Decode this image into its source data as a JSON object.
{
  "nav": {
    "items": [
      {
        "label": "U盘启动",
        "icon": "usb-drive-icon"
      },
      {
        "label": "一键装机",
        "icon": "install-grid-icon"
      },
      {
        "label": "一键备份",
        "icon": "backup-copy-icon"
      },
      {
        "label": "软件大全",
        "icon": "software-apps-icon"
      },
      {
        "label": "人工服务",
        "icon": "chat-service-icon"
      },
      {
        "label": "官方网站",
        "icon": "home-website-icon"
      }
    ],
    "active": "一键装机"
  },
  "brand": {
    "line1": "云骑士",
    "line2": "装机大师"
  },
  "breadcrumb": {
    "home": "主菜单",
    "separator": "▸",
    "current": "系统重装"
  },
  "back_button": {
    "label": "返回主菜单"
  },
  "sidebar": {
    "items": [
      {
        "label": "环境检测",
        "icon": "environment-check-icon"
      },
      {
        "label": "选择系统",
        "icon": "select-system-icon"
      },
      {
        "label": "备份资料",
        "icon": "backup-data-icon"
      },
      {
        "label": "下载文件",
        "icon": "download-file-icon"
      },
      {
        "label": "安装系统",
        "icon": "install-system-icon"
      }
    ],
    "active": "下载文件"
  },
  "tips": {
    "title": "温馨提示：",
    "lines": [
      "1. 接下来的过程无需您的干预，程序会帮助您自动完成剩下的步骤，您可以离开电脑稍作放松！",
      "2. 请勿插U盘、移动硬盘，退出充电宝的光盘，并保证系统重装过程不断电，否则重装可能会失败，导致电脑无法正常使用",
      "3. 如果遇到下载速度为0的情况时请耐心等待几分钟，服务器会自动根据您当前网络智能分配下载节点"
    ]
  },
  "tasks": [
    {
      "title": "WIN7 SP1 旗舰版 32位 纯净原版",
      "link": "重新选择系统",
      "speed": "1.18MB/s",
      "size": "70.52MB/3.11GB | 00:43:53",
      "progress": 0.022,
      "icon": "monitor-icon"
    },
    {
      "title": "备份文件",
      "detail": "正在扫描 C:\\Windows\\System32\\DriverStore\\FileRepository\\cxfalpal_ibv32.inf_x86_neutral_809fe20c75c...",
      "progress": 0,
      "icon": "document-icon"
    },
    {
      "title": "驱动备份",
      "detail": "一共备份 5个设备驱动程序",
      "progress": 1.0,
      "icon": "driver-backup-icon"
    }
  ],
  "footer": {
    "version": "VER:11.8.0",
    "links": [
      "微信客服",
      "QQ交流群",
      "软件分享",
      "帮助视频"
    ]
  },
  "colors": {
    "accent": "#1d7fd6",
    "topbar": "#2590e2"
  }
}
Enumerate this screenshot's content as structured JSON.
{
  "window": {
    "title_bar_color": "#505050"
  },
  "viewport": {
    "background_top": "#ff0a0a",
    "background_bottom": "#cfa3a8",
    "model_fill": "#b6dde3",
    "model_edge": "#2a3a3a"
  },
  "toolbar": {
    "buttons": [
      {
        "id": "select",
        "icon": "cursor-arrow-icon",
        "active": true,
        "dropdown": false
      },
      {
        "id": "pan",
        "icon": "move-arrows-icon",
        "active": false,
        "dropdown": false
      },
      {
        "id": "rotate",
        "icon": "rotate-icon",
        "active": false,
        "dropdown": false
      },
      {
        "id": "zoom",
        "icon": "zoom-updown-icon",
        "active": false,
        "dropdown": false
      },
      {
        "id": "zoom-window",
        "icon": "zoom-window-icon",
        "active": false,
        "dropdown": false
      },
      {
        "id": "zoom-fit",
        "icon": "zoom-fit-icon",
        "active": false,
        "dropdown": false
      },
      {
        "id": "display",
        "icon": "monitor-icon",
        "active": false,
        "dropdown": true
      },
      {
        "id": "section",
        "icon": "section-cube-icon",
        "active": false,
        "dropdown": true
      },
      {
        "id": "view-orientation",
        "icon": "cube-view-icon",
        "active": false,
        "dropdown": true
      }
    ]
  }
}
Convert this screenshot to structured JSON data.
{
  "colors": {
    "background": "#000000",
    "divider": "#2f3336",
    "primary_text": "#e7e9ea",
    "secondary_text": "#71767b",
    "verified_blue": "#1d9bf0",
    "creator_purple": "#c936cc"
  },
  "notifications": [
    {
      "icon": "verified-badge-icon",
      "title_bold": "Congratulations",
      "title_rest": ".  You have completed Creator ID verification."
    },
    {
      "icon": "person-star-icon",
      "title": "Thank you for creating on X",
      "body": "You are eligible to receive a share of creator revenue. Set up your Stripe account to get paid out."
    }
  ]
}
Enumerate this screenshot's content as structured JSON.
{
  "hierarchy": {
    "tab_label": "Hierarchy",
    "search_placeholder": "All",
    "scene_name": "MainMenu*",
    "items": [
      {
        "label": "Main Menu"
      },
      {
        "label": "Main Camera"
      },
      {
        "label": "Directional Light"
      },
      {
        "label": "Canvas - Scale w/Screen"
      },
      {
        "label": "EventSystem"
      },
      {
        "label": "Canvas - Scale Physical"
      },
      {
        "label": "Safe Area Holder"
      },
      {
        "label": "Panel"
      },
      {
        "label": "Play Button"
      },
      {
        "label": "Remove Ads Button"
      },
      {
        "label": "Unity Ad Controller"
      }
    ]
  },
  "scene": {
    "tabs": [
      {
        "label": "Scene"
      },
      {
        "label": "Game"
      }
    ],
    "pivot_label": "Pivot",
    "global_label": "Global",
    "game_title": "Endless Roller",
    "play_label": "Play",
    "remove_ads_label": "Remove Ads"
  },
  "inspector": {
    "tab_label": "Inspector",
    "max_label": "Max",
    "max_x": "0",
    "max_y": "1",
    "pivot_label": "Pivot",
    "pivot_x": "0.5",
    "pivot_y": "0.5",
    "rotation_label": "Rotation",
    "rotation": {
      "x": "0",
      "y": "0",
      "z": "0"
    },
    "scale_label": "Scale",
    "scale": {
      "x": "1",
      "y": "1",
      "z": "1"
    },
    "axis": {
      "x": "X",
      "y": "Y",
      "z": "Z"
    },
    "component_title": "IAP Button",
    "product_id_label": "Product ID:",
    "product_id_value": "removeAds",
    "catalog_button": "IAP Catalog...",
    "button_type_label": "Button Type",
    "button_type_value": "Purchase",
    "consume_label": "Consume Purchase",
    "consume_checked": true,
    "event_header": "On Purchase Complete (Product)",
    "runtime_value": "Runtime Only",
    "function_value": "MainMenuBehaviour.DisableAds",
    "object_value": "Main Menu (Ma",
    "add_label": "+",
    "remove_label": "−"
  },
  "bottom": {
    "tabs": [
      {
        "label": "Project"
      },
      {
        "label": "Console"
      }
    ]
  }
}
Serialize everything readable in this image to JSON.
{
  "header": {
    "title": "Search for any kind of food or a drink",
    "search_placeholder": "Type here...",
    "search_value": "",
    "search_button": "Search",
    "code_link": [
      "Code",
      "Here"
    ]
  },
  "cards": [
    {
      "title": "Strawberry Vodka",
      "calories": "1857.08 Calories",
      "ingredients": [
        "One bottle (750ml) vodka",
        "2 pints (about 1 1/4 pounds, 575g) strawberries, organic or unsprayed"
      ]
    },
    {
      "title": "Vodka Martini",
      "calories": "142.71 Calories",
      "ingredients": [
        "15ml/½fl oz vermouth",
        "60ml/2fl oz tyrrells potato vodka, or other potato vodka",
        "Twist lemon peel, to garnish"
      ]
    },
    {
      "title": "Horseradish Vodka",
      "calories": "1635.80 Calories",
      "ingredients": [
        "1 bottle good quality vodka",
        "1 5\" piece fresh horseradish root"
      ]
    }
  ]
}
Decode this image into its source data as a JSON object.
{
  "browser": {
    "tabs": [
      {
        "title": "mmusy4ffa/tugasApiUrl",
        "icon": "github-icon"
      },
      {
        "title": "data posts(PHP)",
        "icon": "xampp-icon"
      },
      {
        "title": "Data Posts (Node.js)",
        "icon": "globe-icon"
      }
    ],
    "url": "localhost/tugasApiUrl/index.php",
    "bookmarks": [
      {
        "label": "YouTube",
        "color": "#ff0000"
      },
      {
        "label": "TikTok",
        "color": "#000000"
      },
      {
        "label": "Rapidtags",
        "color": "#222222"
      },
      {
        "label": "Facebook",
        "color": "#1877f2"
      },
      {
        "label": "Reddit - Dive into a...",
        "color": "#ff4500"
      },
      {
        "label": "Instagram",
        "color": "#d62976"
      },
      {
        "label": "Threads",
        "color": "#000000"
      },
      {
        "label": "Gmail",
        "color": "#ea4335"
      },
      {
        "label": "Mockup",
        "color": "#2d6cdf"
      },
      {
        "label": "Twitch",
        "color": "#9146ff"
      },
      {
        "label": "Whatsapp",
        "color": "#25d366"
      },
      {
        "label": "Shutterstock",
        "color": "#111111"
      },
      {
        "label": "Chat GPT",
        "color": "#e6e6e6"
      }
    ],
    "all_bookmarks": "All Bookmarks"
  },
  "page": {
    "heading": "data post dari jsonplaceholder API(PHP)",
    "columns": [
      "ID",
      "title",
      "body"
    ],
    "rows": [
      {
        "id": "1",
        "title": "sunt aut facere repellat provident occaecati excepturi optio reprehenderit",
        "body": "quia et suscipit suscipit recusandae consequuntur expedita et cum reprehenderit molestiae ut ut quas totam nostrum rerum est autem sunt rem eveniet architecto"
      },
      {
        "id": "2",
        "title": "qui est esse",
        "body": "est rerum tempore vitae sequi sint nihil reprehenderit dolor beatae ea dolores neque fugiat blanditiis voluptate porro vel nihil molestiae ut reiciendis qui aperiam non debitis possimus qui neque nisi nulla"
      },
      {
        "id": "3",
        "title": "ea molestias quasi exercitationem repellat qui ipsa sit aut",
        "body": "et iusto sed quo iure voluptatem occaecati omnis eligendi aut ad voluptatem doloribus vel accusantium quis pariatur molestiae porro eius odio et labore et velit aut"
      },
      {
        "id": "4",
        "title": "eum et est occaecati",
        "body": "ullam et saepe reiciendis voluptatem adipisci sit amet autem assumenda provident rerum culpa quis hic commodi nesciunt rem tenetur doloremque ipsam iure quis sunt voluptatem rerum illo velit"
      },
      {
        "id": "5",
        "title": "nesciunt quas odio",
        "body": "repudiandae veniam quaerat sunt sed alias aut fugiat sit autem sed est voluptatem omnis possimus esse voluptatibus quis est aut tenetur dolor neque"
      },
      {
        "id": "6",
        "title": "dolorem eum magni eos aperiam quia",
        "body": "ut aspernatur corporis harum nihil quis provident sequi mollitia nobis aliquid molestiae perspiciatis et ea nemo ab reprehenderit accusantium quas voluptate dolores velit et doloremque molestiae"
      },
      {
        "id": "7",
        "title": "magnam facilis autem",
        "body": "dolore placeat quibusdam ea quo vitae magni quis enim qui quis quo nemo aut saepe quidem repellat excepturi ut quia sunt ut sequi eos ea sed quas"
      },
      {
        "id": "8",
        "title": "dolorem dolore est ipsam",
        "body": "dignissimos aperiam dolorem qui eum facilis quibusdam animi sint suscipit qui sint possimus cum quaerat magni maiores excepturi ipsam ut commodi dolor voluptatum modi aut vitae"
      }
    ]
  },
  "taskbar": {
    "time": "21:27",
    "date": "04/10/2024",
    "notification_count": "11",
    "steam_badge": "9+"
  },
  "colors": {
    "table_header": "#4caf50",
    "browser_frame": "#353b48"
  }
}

::::

--- Aim ---
Write down the number of lines where the word "esse" appears, and nothing further.

--- Task output ---
2